- Born: February 1965 (age 61) Zhuji, Zhejiang, China
- Education: Hangzhou University Technische Universität Berlin
- Awards: TWAS Prize (2013) Tan Kah Kee Award (2014)
- Scientific career
- Fields: Molecular Biology
- Workplaces: Shanghai Institute of Biochemistry and Cell Biology
- Website: SIBCB

= Xu Guoliang =

Chinese molecular geneticist

Xu Guoliang (徐国良; born February 1965) is a Chinese molecular geneticist. He is a professor at the Shanghai Institute of Biochemistry and Cell Biology and an academician of the Chinese Academy of Sciences.

== Biography ==
Xu graduated from Hangzhou University Department of Biology in 1985, and obtained his master's degree at Institute of Genetics and Developmental Biology, Chinese Academy of Sciences in 1989. In 1993 he earned his Ph.D. from Max Planck Institute for Molecular Genetics and Technische Universität Berlin.

Xu's research mainly focuses on the epigenetic regulation. In 2011 his group discovered that the DNA oxidative demethylation is mediated by DNA oxidase TET and glycosidase TDG, and clarified its role in the canceration of the cells. In 2014, he published his study concerning the effect of DNA methylation and histone modification.

In 2013, Xu was awarded the TWAS Prize "for his contribution to the understanding of the role and mechanism of DNA oxidation in epigenetic regulation of mammalian development". He won the Tan Kah Kee award in 2014. In 2015, he was elected a member of the Chinese Academy of Sciences.

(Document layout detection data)
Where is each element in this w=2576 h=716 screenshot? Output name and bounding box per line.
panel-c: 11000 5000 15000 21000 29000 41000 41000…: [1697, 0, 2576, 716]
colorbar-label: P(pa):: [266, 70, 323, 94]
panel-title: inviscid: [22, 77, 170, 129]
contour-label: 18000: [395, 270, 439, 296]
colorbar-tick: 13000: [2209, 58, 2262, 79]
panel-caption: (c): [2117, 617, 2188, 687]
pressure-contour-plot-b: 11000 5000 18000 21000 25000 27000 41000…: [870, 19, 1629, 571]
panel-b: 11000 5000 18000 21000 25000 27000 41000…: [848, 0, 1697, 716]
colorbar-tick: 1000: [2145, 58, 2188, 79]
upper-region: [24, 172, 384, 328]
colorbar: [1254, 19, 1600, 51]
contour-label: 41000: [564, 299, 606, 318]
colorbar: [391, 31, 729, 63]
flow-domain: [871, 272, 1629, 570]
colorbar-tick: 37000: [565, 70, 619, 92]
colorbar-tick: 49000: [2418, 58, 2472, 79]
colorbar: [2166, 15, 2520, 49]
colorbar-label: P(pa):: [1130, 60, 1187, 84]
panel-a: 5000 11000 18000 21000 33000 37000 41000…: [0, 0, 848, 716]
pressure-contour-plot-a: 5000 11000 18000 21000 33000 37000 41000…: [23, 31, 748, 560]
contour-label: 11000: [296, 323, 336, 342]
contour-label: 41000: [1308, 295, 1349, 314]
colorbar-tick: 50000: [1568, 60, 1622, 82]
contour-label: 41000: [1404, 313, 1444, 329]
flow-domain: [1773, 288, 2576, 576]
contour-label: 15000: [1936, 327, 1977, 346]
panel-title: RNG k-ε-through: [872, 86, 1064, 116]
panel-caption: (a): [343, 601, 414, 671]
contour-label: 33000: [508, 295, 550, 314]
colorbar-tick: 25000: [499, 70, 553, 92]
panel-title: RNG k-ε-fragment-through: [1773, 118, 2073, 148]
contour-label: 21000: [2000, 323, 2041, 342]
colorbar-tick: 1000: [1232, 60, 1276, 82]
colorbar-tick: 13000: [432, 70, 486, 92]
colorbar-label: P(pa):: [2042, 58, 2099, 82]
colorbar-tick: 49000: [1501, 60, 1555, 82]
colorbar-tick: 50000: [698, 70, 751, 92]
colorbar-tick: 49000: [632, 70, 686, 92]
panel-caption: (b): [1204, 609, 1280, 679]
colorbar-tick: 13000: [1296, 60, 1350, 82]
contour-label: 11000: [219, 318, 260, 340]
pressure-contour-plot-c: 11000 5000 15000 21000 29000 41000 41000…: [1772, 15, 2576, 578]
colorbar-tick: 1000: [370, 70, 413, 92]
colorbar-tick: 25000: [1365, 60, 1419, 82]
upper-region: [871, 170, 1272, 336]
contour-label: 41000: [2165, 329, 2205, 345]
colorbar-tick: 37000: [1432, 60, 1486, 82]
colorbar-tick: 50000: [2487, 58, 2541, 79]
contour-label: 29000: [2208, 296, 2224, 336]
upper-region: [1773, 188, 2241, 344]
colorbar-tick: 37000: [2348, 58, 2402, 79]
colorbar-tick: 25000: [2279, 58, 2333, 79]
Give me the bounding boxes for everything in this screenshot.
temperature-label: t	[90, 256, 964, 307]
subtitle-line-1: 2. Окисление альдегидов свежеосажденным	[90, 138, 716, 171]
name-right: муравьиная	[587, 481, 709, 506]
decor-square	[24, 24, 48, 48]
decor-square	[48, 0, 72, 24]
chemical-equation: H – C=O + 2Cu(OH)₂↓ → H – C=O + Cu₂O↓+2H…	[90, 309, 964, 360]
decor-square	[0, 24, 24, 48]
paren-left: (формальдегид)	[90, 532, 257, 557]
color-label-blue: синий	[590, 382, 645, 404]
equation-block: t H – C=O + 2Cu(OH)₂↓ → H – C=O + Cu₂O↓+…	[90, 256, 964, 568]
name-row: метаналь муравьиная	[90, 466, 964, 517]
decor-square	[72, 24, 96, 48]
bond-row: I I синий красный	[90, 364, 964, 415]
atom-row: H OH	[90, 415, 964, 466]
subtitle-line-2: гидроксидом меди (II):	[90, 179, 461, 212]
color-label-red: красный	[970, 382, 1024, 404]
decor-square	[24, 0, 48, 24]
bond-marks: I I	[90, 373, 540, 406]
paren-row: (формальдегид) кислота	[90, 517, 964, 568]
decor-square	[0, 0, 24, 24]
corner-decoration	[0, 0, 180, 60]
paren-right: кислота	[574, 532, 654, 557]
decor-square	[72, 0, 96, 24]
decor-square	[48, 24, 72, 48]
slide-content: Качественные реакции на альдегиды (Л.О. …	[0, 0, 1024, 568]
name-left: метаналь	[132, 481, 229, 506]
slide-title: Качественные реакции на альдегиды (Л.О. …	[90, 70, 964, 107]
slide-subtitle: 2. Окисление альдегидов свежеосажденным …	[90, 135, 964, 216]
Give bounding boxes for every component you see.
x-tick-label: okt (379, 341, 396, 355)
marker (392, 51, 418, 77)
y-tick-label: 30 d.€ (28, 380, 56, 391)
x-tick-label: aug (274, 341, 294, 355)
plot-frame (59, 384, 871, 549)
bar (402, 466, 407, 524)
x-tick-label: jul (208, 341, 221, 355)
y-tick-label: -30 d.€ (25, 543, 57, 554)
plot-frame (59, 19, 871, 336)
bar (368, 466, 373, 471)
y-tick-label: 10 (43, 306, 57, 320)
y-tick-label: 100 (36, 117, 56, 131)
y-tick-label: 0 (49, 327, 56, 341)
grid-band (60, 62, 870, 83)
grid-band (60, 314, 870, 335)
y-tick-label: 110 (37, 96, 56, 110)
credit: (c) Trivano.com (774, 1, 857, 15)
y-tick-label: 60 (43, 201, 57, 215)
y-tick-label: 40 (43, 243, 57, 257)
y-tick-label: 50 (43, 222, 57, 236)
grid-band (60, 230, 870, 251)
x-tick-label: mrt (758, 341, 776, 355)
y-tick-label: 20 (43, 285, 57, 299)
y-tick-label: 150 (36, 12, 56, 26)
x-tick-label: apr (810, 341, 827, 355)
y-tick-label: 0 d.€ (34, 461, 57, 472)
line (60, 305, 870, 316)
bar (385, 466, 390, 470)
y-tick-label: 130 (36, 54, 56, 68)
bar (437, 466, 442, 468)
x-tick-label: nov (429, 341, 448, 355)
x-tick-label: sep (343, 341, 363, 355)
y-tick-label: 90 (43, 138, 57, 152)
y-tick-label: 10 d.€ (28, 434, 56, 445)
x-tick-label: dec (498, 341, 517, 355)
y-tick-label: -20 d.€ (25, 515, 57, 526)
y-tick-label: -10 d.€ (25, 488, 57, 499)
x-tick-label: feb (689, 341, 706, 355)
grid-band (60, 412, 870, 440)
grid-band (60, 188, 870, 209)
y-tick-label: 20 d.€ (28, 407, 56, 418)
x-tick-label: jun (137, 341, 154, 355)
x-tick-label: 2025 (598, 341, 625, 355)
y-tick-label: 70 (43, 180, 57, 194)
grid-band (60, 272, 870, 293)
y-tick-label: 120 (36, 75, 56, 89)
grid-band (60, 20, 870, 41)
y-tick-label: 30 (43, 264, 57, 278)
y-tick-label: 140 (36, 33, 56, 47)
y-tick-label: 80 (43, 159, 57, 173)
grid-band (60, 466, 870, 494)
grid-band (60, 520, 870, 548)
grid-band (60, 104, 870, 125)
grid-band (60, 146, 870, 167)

Task instructions:
Please decide whether each statement agrees with the article on Xu Guoliang, and answer yes or no with the exact words from the article that settle it. (a) Xu earned his Ph.D. in 1993. (b) Xu won the Tan Kah Kee award before he received the TWAS Prize. (c) Xu obtained his master's degree from Hangzhou University.

Solution to this problem:
(a) Yes: "In 1993 he earned his Ph.D. from Max Planck Institute for Molecular Genetics and Technische Universität Berlin."
(b) No: "In 2013, Xu was awarded the TWAS Prize" and "He won the Tan Kah Kee award in 2014."
(c) No: "obtained his master's degree at Institute of Genetics and Developmental Biology, Chinese Academy of Sciences in 1989."